··· Document excerpt ···

How many people get sick with flu every year?
A 2018 study by the CDC showed that an average of 8% of the US population gets sick with the flu each year. While it’s easy to shrug off this number as seemingly small, we have to consider that the US population in 2018 was well over 332 million, and 8% of that is an eye-popping 26.5 million. This is just the average too. Depending on the severity of the flu season, that percentage can go as low as 3% or roughly 9.9 million people, to as high as 11% or 36 million people. Clearly, these numbers show that influenza isn’t something that is so easily ignored. It is, in fact, an illness that health experts closely monitor all over the world.

··· Study material ···

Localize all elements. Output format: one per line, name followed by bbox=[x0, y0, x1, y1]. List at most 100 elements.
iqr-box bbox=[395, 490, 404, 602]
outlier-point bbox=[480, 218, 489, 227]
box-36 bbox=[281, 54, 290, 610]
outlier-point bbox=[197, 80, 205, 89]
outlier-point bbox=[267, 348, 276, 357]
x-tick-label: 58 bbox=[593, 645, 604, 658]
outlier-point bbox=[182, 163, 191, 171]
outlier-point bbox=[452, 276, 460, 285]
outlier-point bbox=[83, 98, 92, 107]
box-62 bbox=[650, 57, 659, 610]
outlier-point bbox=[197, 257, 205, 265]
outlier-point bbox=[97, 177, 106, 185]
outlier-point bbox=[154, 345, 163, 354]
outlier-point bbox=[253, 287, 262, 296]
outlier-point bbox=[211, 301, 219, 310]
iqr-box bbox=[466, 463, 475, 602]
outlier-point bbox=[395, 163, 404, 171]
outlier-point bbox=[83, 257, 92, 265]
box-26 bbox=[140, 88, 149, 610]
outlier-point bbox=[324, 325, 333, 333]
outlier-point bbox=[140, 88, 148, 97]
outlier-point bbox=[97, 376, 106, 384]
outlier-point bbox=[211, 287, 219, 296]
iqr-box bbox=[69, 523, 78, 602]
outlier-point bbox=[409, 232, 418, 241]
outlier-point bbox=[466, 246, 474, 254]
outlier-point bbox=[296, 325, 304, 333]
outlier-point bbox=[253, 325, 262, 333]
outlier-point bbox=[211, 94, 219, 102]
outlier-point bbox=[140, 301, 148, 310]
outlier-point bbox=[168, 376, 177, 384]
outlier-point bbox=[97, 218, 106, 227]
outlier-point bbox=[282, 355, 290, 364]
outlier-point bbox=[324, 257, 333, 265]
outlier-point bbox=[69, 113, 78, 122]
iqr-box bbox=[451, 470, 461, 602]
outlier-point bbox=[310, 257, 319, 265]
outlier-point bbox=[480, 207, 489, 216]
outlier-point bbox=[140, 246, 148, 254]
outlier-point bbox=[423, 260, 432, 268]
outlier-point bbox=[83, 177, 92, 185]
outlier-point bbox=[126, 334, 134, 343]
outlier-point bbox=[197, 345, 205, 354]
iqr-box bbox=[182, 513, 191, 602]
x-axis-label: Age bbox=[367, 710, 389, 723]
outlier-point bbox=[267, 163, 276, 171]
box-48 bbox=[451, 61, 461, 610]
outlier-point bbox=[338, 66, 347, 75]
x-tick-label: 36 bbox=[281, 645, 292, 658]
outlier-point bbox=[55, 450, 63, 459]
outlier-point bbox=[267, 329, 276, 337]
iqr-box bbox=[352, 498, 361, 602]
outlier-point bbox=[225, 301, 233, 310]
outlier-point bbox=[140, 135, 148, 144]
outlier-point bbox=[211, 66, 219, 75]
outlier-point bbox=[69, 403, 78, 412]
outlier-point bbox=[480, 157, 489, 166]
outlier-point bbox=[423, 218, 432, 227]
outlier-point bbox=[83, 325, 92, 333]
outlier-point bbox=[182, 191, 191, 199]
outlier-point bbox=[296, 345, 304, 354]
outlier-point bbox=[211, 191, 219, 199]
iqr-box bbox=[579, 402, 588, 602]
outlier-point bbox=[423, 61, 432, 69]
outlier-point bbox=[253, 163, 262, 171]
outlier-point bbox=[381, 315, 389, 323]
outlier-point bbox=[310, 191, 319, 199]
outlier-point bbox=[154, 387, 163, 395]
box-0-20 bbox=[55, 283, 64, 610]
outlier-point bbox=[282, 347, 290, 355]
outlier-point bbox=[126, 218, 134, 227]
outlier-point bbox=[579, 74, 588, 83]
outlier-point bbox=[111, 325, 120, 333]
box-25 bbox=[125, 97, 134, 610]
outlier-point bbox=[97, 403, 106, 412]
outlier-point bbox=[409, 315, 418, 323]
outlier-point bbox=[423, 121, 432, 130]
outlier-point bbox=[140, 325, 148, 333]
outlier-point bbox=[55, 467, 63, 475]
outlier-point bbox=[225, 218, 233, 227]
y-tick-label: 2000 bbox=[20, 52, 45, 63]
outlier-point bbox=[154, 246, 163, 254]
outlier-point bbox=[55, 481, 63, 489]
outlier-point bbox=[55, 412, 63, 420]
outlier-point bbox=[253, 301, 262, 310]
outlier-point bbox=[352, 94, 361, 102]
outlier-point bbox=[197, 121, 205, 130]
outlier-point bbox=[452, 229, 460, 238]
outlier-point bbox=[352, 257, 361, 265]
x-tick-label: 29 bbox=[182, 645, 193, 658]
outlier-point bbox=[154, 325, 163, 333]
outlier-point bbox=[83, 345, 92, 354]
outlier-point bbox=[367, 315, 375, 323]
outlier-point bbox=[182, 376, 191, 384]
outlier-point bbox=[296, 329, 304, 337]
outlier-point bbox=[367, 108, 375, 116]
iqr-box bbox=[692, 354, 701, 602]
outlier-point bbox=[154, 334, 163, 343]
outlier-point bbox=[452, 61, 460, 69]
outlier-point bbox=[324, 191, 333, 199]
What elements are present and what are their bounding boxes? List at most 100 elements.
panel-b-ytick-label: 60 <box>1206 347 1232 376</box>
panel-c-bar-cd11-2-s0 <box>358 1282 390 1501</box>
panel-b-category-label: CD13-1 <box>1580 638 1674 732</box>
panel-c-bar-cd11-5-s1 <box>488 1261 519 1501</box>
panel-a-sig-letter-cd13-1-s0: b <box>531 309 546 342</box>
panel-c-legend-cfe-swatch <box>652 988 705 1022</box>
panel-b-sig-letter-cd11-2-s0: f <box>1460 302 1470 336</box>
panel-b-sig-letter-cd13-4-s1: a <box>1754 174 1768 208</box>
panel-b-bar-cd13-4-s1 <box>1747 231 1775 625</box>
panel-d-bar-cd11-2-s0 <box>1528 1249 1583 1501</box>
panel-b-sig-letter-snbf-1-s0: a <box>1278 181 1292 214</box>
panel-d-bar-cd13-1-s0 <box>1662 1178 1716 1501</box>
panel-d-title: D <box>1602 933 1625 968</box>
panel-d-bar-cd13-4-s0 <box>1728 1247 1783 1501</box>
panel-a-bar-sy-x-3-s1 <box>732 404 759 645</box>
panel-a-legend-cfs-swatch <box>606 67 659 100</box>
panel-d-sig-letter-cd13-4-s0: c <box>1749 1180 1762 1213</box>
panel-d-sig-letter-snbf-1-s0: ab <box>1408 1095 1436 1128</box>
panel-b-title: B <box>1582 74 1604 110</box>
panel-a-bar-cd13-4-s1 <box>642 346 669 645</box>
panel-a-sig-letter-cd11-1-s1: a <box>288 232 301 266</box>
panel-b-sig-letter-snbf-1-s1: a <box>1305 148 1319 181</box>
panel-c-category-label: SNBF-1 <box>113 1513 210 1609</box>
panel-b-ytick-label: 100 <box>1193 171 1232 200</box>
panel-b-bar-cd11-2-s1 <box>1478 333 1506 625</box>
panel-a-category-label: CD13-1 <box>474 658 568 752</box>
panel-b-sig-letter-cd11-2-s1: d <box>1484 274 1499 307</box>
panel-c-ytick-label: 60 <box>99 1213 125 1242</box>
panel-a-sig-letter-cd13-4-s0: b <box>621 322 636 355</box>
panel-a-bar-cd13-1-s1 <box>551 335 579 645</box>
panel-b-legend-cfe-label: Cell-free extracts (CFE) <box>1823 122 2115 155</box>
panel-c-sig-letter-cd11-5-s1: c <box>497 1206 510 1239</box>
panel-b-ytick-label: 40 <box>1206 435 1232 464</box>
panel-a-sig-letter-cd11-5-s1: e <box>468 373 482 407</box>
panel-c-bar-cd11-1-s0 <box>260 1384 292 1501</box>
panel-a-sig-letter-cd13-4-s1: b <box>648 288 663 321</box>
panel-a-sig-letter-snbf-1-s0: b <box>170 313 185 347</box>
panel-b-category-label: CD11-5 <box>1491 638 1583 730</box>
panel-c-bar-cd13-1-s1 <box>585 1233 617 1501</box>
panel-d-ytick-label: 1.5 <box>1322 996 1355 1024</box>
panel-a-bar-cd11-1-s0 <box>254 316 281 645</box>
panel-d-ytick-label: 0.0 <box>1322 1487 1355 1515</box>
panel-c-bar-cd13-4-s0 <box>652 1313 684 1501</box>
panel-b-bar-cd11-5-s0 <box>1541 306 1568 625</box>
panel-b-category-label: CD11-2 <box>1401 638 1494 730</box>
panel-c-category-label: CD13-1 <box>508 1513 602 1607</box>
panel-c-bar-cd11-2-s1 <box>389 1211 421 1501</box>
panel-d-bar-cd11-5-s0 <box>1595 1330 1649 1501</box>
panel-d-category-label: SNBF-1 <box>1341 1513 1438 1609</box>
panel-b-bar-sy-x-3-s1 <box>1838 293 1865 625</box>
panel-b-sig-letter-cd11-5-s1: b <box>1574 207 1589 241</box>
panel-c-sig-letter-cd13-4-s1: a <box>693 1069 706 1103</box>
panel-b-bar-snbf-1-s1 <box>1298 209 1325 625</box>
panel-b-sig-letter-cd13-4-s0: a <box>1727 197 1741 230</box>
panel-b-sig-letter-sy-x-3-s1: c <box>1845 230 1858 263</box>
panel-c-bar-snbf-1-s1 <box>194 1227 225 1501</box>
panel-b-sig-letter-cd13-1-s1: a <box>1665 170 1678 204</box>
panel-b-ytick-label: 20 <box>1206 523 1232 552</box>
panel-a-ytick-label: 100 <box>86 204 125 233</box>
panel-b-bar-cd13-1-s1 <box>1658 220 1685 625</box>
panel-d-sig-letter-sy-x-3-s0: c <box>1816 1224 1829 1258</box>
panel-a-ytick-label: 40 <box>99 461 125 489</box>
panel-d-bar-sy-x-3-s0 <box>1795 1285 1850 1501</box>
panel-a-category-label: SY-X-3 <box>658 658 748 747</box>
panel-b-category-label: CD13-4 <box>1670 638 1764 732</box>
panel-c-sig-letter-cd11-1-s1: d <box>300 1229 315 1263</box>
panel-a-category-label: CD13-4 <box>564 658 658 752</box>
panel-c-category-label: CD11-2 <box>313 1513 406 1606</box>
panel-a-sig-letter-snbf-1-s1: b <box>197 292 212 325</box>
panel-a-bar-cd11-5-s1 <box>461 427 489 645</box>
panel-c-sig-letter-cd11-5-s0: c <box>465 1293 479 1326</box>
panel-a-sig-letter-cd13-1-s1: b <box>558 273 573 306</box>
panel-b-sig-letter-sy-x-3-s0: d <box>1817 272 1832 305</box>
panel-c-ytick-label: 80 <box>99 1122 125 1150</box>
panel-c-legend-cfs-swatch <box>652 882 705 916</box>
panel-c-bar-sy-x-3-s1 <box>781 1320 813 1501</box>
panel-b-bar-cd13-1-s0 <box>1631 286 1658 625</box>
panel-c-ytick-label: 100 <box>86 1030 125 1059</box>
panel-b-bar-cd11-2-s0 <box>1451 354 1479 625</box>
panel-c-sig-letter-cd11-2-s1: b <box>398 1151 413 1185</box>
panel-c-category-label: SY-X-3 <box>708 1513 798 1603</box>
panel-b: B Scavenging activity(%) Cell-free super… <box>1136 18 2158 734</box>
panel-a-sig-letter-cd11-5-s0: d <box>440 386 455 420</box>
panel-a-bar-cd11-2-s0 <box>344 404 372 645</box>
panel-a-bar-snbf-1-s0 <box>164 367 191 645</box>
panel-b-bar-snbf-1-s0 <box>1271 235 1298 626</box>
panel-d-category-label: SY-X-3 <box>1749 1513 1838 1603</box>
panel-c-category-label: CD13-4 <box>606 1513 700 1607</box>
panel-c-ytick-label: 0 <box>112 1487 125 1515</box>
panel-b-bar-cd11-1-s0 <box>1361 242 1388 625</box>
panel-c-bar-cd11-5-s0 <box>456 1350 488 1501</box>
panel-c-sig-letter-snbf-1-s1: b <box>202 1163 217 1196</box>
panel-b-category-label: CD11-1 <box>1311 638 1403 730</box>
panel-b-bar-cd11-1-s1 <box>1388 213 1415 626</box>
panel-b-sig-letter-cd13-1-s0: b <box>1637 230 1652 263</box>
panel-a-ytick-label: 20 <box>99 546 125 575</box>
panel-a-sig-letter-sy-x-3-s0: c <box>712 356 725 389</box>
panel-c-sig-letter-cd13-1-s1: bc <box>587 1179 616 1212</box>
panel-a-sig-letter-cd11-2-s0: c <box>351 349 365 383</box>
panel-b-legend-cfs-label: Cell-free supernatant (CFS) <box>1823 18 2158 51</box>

···

(What you should do) Pick up the passage on how many people get the flu each year, beginning right after its final sentence. The entries were gathered from a separate source and are unrelated to the flu passage.

(Reply)
While the flu seems to have developed a regular presence in our lives and is one that we encounter repeatedly, it is difficult to measure the actual number of people infected by the virus. Not everyone with the flu gets tested or seeks medical treatment. Most of the people we know, ourselves included, usually call in sick, stay home, rest, and self-medicate all the way to recovery without ever getting in touch with their doctor. This is true for mild to moderate cases, but some people don’t have this luxury and are hospitalized with a severe case of the virus. Based on these hospitalization rates, the CDC makes a statistical estimate of infections, divided by the census population, concluding with a number that best reflects the percentage of flu cases in a given year.